----- RECORD EXTRACTS -----
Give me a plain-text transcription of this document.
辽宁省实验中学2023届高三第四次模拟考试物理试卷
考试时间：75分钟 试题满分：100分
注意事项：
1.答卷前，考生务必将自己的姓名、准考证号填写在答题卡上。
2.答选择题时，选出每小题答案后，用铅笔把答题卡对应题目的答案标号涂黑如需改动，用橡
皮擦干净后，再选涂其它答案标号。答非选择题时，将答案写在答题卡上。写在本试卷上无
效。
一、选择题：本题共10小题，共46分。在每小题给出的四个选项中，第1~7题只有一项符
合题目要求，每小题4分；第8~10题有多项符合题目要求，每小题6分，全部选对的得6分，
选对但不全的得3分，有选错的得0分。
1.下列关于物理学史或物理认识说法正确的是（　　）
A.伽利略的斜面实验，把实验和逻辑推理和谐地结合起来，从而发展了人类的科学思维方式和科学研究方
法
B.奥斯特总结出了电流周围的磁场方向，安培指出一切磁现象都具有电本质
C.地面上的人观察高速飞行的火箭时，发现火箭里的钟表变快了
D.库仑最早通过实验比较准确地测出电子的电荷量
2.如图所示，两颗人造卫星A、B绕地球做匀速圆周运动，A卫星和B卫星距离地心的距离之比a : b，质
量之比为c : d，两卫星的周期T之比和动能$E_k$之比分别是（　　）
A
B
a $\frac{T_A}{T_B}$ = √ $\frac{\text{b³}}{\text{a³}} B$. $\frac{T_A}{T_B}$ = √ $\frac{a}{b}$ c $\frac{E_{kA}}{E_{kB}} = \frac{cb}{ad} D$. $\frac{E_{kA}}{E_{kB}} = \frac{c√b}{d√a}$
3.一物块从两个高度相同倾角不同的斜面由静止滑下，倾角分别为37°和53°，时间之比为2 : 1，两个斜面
-----
STATED PROBLEM -
From the records above, pick out and copy each line holding the word "text".

RESULT OF THIS EXERCISE -
Give me a plain-text transcription of this document.
a $\frac{T_A}{T_B}$ = √ $\frac{\text{b³}}{\text{a³}} B$. $\frac{T_A}{T_B}$ = √ $\frac{a}{b}$ c $\frac{E_{kA}}{E_{kB}} = \frac{cb}{ad} D$. $\frac{E_{kA}}{E_{kB}} = \frac{c√b}{d√a}$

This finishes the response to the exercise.